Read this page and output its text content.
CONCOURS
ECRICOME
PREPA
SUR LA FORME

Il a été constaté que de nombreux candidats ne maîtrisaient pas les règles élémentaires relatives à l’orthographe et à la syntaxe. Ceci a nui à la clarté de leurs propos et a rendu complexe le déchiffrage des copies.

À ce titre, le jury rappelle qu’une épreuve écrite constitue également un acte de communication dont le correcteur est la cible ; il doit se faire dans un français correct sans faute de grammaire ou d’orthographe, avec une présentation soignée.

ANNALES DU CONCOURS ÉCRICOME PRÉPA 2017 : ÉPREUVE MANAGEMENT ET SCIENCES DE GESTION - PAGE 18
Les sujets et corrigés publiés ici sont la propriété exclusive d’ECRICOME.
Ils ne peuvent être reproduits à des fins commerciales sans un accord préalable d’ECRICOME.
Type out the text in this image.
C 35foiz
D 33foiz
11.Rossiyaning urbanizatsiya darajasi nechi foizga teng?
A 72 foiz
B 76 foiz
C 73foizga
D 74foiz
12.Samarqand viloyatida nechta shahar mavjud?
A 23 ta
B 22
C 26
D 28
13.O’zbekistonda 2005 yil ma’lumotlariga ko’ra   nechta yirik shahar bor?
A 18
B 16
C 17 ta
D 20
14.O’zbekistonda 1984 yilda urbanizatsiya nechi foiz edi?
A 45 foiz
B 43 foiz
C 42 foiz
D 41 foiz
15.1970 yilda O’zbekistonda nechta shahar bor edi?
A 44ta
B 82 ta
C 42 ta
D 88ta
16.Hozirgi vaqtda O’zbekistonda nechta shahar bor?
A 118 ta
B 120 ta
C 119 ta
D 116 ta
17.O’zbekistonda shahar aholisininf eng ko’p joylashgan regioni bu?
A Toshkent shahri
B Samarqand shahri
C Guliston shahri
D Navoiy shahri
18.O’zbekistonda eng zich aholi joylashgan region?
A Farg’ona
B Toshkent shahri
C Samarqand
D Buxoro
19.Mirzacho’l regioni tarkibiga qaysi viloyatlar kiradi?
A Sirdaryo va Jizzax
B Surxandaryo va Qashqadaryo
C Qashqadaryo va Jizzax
-------
**PROBLEM**
Write the whole listing out again. Keep every line exactly as it is.

**TASK SOLUTION**
Read this page and output its text content.
CONCOURS
ECRICOME
PREPA
SUR LA FORME

Il a été constaté que de nombreux candidats ne maîtrisaient pas les règles élémentaires relatives à l’orthographe et à la syntaxe. Ceci a nui à la clarté de leurs propos et a rendu complexe le déchiffrage des copies.

À ce titre, le jury rappelle qu’une épreuve écrite constitue également un acte de communication dont le correcteur est la cible ; il doit se faire dans un français correct sans faute de grammaire ou d’orthographe, avec une présentation soignée.

ANNALES DU CONCOURS ÉCRICOME PRÉPA 2017 : ÉPREUVE MANAGEMENT ET SCIENCES DE GESTION - PAGE 18
Les sujets et corrigés publiés ici sont la propriété exclusive d’ECRICOME.
Ils ne peuvent être reproduits à des fins commerciales sans un accord préalable d’ECRICOME.
Type out the text in this image.
C 35foiz
D 33foiz
11.Rossiyaning urbanizatsiya darajasi nechi foizga teng?
A 72 foiz
B 76 foiz
C 73foizga
D 74foiz
12.Samarqand viloyatida nechta shahar mavjud?
A 23 ta
B 22
C 26
D 28
13.O’zbekistonda 2005 yil ma’lumotlariga ko’ra   nechta yirik shahar bor?
A 18
B 16
C 17 ta
D 20
14.O’zbekistonda 1984 yilda urbanizatsiya nechi foiz edi?
A 45 foiz
B 43 foiz
C 42 foiz
D 41 foiz
15.1970 yilda O’zbekistonda nechta shahar bor edi?
A 44ta
B 82 ta
C 42 ta
D 88ta
16.Hozirgi vaqtda O’zbekistonda nechta shahar bor?
A 118 ta
B 120 ta
C 119 ta
D 116 ta
17.O’zbekistonda shahar aholisininf eng ko’p joylashgan regioni bu?
A Toshkent shahri
B Samarqand shahri
C Guliston shahri
D Navoiy shahri
18.O’zbekistonda eng zich aholi joylashgan region?
A Farg’ona
B Toshkent shahri
C Samarqand
D Buxoro
19.Mirzacho’l regioni tarkibiga qaysi viloyatlar kiradi?
A Sirdaryo va Jizzax
B Surxandaryo va Qashqadaryo
C Qashqadaryo va Jizzax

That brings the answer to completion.